Output the data exactly, with every line intact.

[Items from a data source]
● ● ● ● ● ● ●
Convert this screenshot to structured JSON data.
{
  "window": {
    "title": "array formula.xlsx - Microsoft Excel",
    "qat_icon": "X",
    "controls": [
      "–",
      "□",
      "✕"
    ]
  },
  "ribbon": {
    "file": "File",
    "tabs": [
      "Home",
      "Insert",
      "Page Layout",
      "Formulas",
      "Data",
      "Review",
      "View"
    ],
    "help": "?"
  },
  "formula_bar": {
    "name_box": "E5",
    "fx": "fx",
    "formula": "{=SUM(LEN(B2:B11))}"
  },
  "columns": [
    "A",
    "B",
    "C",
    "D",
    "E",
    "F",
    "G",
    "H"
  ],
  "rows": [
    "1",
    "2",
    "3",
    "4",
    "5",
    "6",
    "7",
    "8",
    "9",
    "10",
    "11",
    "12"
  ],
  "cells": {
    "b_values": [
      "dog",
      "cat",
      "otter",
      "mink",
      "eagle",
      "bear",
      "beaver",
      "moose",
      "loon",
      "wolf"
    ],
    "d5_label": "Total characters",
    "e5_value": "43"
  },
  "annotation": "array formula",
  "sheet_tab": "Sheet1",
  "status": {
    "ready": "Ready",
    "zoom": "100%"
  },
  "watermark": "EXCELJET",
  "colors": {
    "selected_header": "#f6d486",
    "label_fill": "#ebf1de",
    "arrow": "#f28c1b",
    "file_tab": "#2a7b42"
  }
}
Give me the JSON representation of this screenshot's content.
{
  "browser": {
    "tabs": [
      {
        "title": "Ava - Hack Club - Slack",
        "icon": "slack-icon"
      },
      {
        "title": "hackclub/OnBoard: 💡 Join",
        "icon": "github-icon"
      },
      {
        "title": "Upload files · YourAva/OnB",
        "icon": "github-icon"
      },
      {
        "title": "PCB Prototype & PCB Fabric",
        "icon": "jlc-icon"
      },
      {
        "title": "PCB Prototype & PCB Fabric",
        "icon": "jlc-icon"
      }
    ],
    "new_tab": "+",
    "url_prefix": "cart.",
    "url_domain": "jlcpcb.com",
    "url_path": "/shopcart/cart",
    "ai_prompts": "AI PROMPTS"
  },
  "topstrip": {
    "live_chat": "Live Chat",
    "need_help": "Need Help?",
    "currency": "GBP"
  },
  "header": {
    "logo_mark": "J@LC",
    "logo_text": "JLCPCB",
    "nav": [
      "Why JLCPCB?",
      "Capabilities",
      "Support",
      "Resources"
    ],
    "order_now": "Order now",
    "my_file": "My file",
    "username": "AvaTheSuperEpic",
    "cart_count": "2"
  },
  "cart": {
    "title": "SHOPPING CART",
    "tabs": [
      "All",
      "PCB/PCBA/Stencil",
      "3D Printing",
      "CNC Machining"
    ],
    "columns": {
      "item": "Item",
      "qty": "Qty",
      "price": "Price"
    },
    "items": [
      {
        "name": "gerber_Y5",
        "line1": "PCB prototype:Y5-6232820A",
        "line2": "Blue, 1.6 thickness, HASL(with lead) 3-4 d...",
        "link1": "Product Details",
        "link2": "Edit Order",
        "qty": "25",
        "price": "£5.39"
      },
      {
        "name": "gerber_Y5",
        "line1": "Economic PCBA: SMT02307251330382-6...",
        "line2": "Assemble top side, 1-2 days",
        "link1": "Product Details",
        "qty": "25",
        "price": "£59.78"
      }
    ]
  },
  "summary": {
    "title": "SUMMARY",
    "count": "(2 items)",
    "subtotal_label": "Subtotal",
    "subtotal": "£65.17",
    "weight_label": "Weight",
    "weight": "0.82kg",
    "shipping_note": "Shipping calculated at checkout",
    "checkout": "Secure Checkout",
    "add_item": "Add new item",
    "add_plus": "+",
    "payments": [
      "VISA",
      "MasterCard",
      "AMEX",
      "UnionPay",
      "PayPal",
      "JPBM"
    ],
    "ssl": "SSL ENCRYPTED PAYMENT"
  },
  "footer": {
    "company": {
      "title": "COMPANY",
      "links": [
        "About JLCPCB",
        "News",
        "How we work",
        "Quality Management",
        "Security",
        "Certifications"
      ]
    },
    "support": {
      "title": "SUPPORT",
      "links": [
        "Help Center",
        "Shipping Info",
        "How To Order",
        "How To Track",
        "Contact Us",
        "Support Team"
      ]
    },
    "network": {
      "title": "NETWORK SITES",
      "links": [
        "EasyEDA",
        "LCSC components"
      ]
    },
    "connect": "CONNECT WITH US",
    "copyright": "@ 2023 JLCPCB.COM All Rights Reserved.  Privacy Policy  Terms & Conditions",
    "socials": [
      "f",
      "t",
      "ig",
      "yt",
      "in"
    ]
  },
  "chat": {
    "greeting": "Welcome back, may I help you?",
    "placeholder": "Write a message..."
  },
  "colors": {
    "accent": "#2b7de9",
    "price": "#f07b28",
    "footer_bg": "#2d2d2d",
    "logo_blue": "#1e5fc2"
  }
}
● ● ● ● ● ● ●
FINISHED ANSWER:
Convert this screenshot to structured JSON data.
{
  "window": {
    "title": "array formula.xlsx - Microsoft Excel",
    "qat_icon": "X",
    "controls": [
      "–",
      "□",
      "✕"
    ]
  },
  "ribbon": {
    "file": "File",
    "tabs": [
      "Home",
      "Insert",
      "Page Layout",
      "Formulas",
      "Data",
      "Review",
      "View"
    ],
    "help": "?"
  },
  "formula_bar": {
    "name_box": "E5",
    "fx": "fx",
    "formula": "{=SUM(LEN(B2:B11))}"
  },
  "columns": [
    "A",
    "B",
    "C",
    "D",
    "E",
    "F",
    "G",
    "H"
  ],
  "rows": [
    "1",
    "2",
    "3",
    "4",
    "5",
    "6",
    "7",
    "8",
    "9",
    "10",
    "11",
    "12"
  ],
  "cells": {
    "b_values": [
      "dog",
      "cat",
      "otter",
      "mink",
      "eagle",
      "bear",
      "beaver",
      "moose",
      "loon",
      "wolf"
    ],
    "d5_label": "Total characters",
    "e5_value": "43"
  },
  "annotation": "array formula",
  "sheet_tab": "Sheet1",
  "status": {
    "ready": "Ready",
    "zoom": "100%"
  },
  "watermark": "EXCELJET",
  "colors": {
    "selected_header": "#f6d486",
    "label_fill": "#ebf1de",
    "arrow": "#f28c1b",
    "file_tab": "#2a7b42"
  }
}
Give me the JSON representation of this screenshot's content.
{
  "browser": {
    "tabs": [
      {
        "title": "Ava - Hack Club - Slack",
        "icon": "slack-icon"
      },
      {
        "title": "hackclub/OnBoard: 💡 Join",
        "icon": "github-icon"
      },
      {
        "title": "Upload files · YourAva/OnB",
        "icon": "github-icon"
      },
      {
        "title": "PCB Prototype & PCB Fabric",
        "icon": "jlc-icon"
      },
      {
        "title": "PCB Prototype & PCB Fabric",
        "icon": "jlc-icon"
      }
    ],
    "new_tab": "+",
    "url_prefix": "cart.",
    "url_domain": "jlcpcb.com",
    "url_path": "/shopcart/cart",
    "ai_prompts": "AI PROMPTS"
  },
  "topstrip": {
    "live_chat": "Live Chat",
    "need_help": "Need Help?",
    "currency": "GBP"
  },
  "header": {
    "logo_mark": "J@LC",
    "logo_text": "JLCPCB",
    "nav": [
      "Why JLCPCB?",
      "Capabilities",
      "Support",
      "Resources"
    ],
    "order_now": "Order now",
    "my_file": "My file",
    "username": "AvaTheSuperEpic",
    "cart_count": "2"
  },
  "cart": {
    "title": "SHOPPING CART",
    "tabs": [
      "All",
      "PCB/PCBA/Stencil",
      "3D Printing",
      "CNC Machining"
    ],
    "columns": {
      "item": "Item",
      "qty": "Qty",
      "price": "Price"
    },
    "items": [
      {
        "name": "gerber_Y5",
        "line1": "PCB prototype:Y5-6232820A",
        "line2": "Blue, 1.6 thickness, HASL(with lead) 3-4 d...",
        "link1": "Product Details",
        "link2": "Edit Order",
        "qty": "25",
        "price": "£5.39"
      },
      {
        "name": "gerber_Y5",
        "line1": "Economic PCBA: SMT02307251330382-6...",
        "line2": "Assemble top side, 1-2 days",
        "link1": "Product Details",
        "qty": "25",
        "price": "£59.78"
      }
    ]
  },
  "summary": {
    "title": "SUMMARY",
    "count": "(2 items)",
    "subtotal_label": "Subtotal",
    "subtotal": "£65.17",
    "weight_label": "Weight",
    "weight": "0.82kg",
    "shipping_note": "Shipping calculated at checkout",
    "checkout": "Secure Checkout",
    "add_item": "Add new item",
    "add_plus": "+",
    "payments": [
      "VISA",
      "MasterCard",
      "AMEX",
      "UnionPay",
      "PayPal",
      "JPBM"
    ],
    "ssl": "SSL ENCRYPTED PAYMENT"
  },
  "footer": {
    "company": {
      "title": "COMPANY",
      "links": [
        "About JLCPCB",
        "News",
        "How we work",
        "Quality Management",
        "Security",
        "Certifications"
      ]
    },
    "support": {
      "title": "SUPPORT",
      "links": [
        "Help Center",
        "Shipping Info",
        "How To Order",
        "How To Track",
        "Contact Us",
        "Support Team"
      ]
    },
    "network": {
      "title": "NETWORK SITES",
      "links": [
        "EasyEDA",
        "LCSC components"
      ]
    },
    "connect": "CONNECT WITH US",
    "copyright": "@ 2023 JLCPCB.COM All Rights Reserved.  Privacy Policy  Terms & Conditions",
    "socials": [
      "f",
      "t",
      "ig",
      "yt",
      "in"
    ]
  },
  "chat": {
    "greeting": "Welcome back, may I help you?",
    "placeholder": "Write a message..."
  },
  "colors": {
    "accent": "#2b7de9",
    "price": "#f07b28",
    "footer_bg": "#2d2d2d",
    "logo_blue": "#1e5fc2"
  }
}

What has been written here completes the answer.